_Written problem:_
Copy every line of the records below verbatim, leaving out the pictures.

_Material provided:_
============================================================

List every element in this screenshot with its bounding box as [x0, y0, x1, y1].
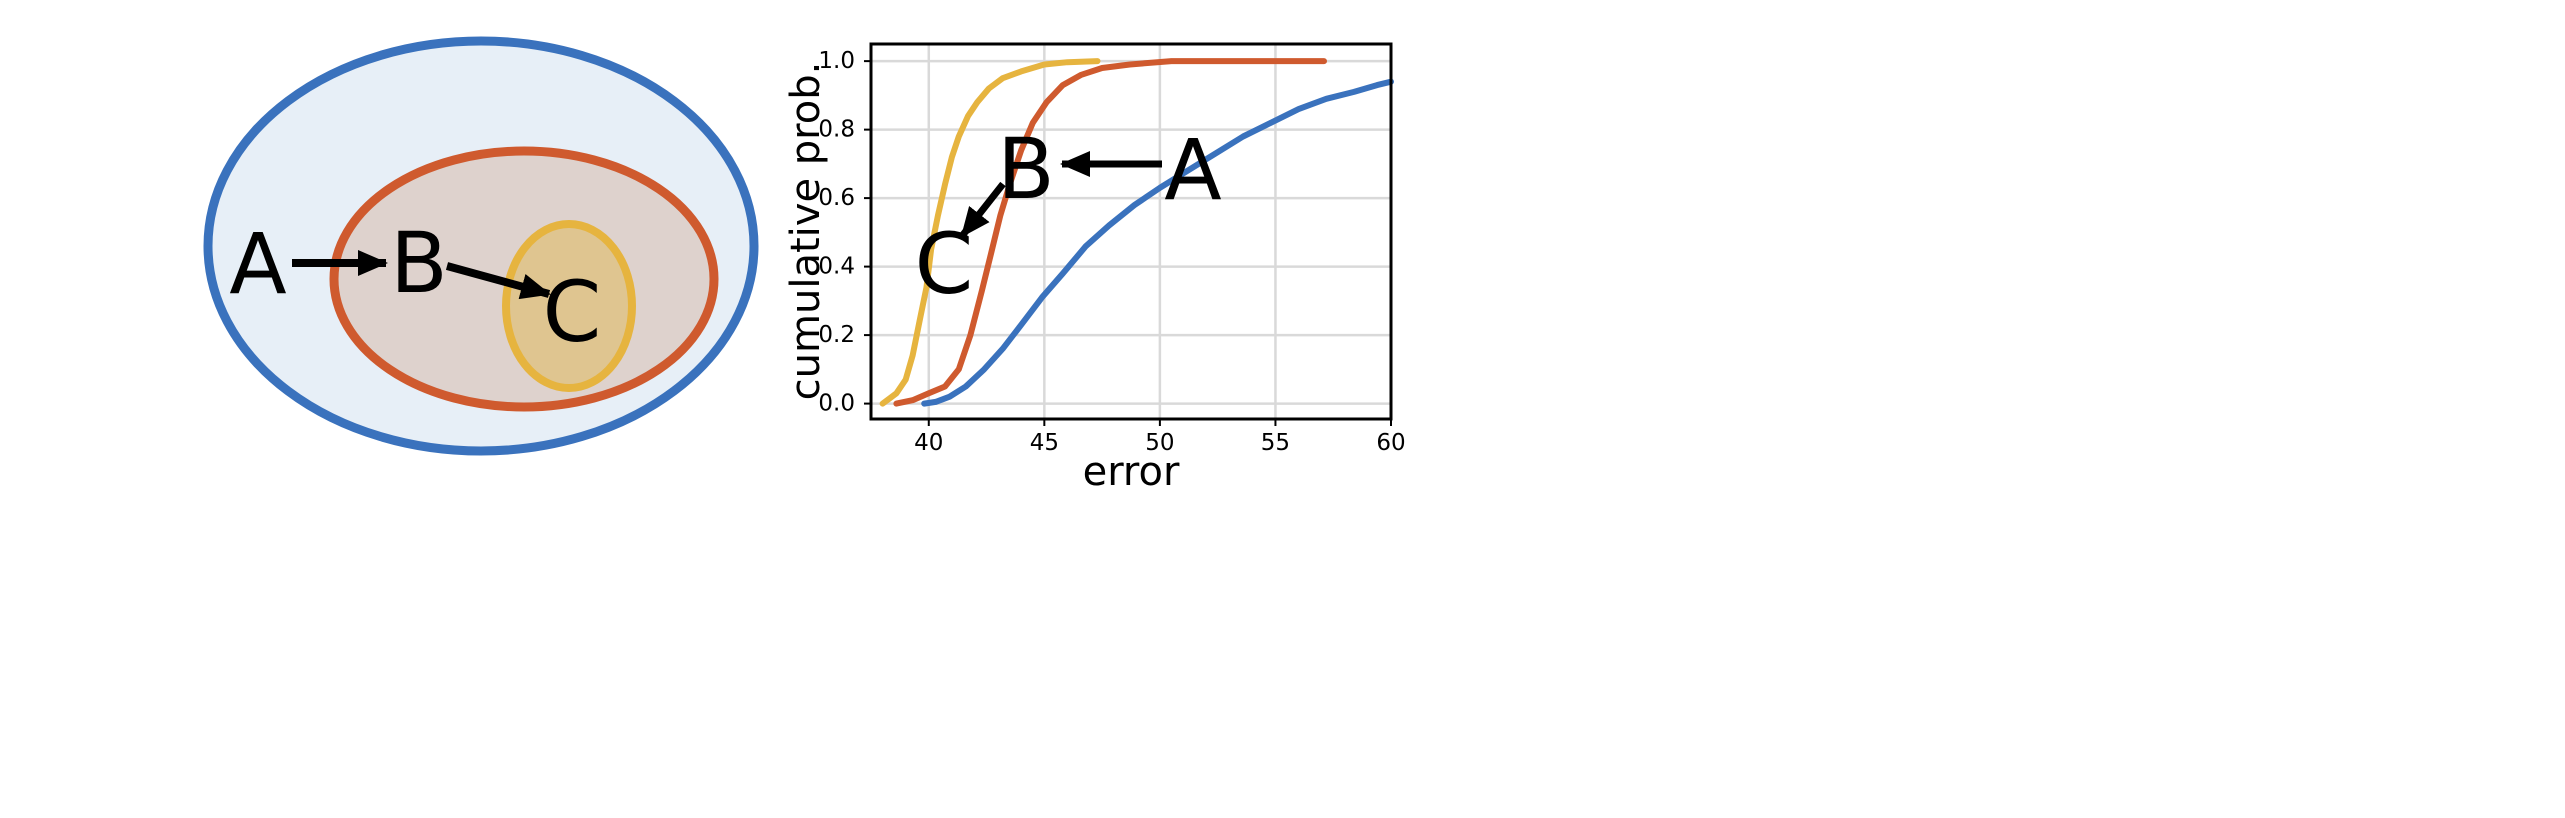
y-tick-label: 0.8 [818, 117, 855, 143]
y-tick-label: 1.0 [818, 48, 855, 74]
set-c-ellipse [502, 220, 636, 392]
y-tick-label: 0.0 [818, 391, 855, 417]
chart-arrow-b-to-c [959, 181, 1006, 239]
chart-label-b: B [997, 120, 1055, 218]
plot-frame [869, 42, 1393, 421]
y-tick-label: 0.4 [818, 254, 855, 280]
x-tick-label: 55 [1261, 430, 1290, 456]
series-line-c [879, 58, 1101, 407]
y-tick-label: 0.2 [818, 322, 855, 348]
x-tick-label: 50 [1145, 430, 1174, 456]
venn-diagram: A B C [203, 36, 759, 456]
series-line-a [921, 78, 1394, 407]
x-tick-label: 45 [1030, 430, 1059, 456]
x-tick-label: 60 [1376, 430, 1405, 456]
chart-label-a: A [1164, 121, 1221, 219]
cdf-chart: 40 45 50 55 60 0.0 0.2 0.4 0.6 0.8 1.0 error cumul… [783, 42, 1406, 495]
chart-ticks: 40 45 50 55 60 0.0 0.2 0.4 0.6 0.8 1.0 [818, 48, 1405, 456]
x-tick-label: 40 [914, 430, 943, 456]
arrow-b-to-c [445, 262, 551, 300]
x-axis-title: error [1083, 449, 1180, 495]
y-tick-label: 0.6 [818, 185, 855, 211]
diagram-label-c: C [543, 263, 602, 361]
chart-label-c: C [915, 215, 974, 313]
diagram-label-a: A [229, 215, 286, 313]
y-axis-title: cumulative prob. [783, 62, 829, 401]
diagram-label-b: B [390, 214, 448, 312]
chart-series [879, 58, 1394, 407]
series-line-b [893, 58, 1327, 407]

============================================================

_Final answer:_
List every element in this screenshot with its bounding box as [x0, y0, x1, y1].
y-tick-label: 0.8 [818, 117, 855, 143]
y-tick-label: 1.0 [818, 48, 855, 74]
set-c-ellipse [502, 220, 636, 392]
y-tick-label: 0.0 [818, 391, 855, 417]
chart-arrow-b-to-c [959, 181, 1006, 239]
chart-label-b: B [997, 120, 1055, 218]
plot-frame [869, 42, 1393, 421]
y-tick-label: 0.4 [818, 254, 855, 280]
x-tick-label: 55 [1261, 430, 1290, 456]
series-line-c [879, 58, 1101, 407]
y-tick-label: 0.2 [818, 322, 855, 348]
x-tick-label: 50 [1145, 430, 1174, 456]
venn-diagram: A B C [203, 36, 759, 456]
series-line-a [921, 78, 1394, 407]
x-tick-label: 45 [1030, 430, 1059, 456]
x-tick-label: 60 [1376, 430, 1405, 456]
chart-label-a: A [1164, 121, 1221, 219]
cdf-chart: 40 45 50 55 60 0.0 0.2 0.4 0.6 0.8 1.0 error cumul… [783, 42, 1406, 495]
chart-ticks: 40 45 50 55 60 0.0 0.2 0.4 0.6 0.8 1.0 [818, 48, 1405, 456]
x-tick-label: 40 [914, 430, 943, 456]
arrow-b-to-c [445, 262, 551, 300]
x-axis-title: error [1083, 449, 1180, 495]
y-tick-label: 0.6 [818, 185, 855, 211]
diagram-label-c: C [543, 263, 602, 361]
chart-label-c: C [915, 215, 974, 313]
diagram-label-a: A [229, 215, 286, 313]
y-axis-title: cumulative prob. [783, 62, 829, 401]
diagram-label-b: B [390, 214, 448, 312]
chart-series [879, 58, 1394, 407]
series-line-b [893, 58, 1327, 407]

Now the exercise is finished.